Exercise requirements. Put every line of the data below into a JSON list of strings, one string per line, leaving out blank lines and the pictures.
[START Material to process]
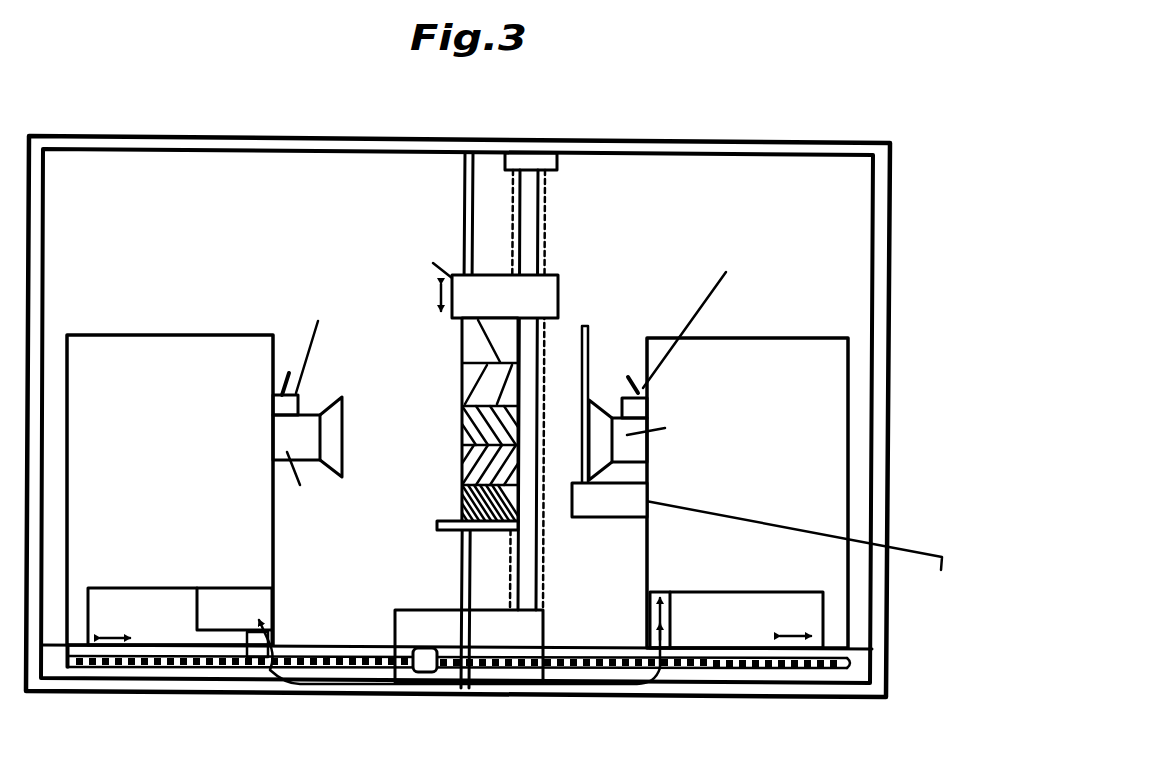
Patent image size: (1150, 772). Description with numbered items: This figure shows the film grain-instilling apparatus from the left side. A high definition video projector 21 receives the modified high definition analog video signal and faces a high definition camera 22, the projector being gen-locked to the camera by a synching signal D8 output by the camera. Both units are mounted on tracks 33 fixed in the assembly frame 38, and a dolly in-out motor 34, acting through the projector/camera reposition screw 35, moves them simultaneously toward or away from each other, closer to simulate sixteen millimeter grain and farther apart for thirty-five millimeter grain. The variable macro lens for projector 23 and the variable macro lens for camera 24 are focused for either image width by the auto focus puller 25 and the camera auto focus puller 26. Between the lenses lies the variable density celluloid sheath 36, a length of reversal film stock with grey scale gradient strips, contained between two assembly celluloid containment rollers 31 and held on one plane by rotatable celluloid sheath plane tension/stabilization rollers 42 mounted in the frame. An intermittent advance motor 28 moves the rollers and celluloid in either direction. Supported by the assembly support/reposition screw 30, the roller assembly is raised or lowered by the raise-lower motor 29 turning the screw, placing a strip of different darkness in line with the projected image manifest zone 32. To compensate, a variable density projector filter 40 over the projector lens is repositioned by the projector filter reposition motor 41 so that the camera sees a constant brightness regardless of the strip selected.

The high definition video projector 21 is at (783, 350).
The high definition camera 22 is at (106, 345).
The variable macro lens for projector 23 is at (633, 453).
The variable macro lens for camera 24 is at (300, 430).
The auto focus puller 25 is at (648, 410).
The camera auto focus puller 26 is at (272, 405).
The intermittent advance motor 28 is at (548, 280).
The roller/celluloid sheath assembly raise-lower motor 29 is at (522, 641).
The assembly support/reposition screw 30 is at (548, 192).
The assembly celluloid containment rollers 31 is at (440, 525).
The projected image manifest zone 32 is at (453, 404).
The tracks 33 is at (290, 647).
The projector and camera dolly in-out motor 34 is at (395, 622).
The projector/camera reposition screw 35 is at (847, 668).
The variable density celluloid sheath 36 is at (462, 341).
The assembly frame 38 is at (697, 145).
The variable density projector filter 40 is at (585, 320).
The projector filter reposition motor 41 is at (630, 518).
The celluloid sheath plane tension/stabilization rollers 42 is at (460, 575).
The synching signal D8 is at (270, 670).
[END Material to process]
Solved exercise.
[
  "Patent image size: (1150, 772). Description with numbered items: This figure shows the film grain-instilling apparatus from the left side. A high definition video projector 21 receives the modified high definition analog video signal and faces a high definition camera 22, the projector being gen-locked to the camera by a synching signal D8 output by the camera. Both units are mounted on tracks 33 fixed in the assembly frame 38, and a dolly in-out motor 34, acting through the projector/camera reposition screw 35, moves them simultaneously toward or away from each other, closer to simulate sixteen millimeter grain and farther apart for thirty-five millimeter grain. The variable macro lens for projector 23 and the variable macro lens for camera 24 are focused for either image width by the auto focus puller 25 and the camera auto focus puller 26. Between the lenses lies the variable density celluloid sheath 36, a length of reversal film stock with grey scale gradient strips, contained between two assembly celluloid containment rollers 31 and held on one plane by rotatable celluloid sheath plane tension/stabilization rollers 42 mounted in the frame. An intermittent advance motor 28 moves the rollers and celluloid in either direction. Supported by the assembly support/reposition screw 30, the roller assembly is raised or lowered by the raise-lower motor 29 turning the screw, placing a strip of different darkness in line with the projected image manifest zone 32. To compensate, a variable density projector filter 40 over the projector lens is repositioned by the projector filter reposition motor 41 so that the camera sees a constant brightness regardless of the strip selected.",
  "The high definition video projector 21 is at (783, 350).",
  "The high definition camera 22 is at (106, 345).",
  "The variable macro lens for projector 23 is at (633, 453).",
  "The variable macro lens for camera 24 is at (300, 430).",
  "The auto focus puller 25 is at (648, 410).",
  "The camera auto focus puller 26 is at (272, 405).",
  "The intermittent advance motor 28 is at (548, 280).",
  "The roller/celluloid sheath assembly raise-lower motor 29 is at (522, 641).",
  "The assembly support/reposition screw 30 is at (548, 192).",
  "The assembly celluloid containment rollers 31 is at (440, 525).",
  "The projected image manifest zone 32 is at (453, 404).",
  "The tracks 33 is at (290, 647).",
  "The projector and camera dolly in-out motor 34 is at (395, 622).",
  "The projector/camera reposition screw 35 is at (847, 668).",
  "The variable density celluloid sheath 36 is at (462, 341).",
  "The assembly frame 38 is at (697, 145).",
  "The variable density projector filter 40 is at (585, 320).",
  "The projector filter reposition motor 41 is at (630, 518).",
  "The celluloid sheath plane tension/stabilization rollers 42 is at (460, 575).",
  "The synching signal D8 is at (270, 670)."
]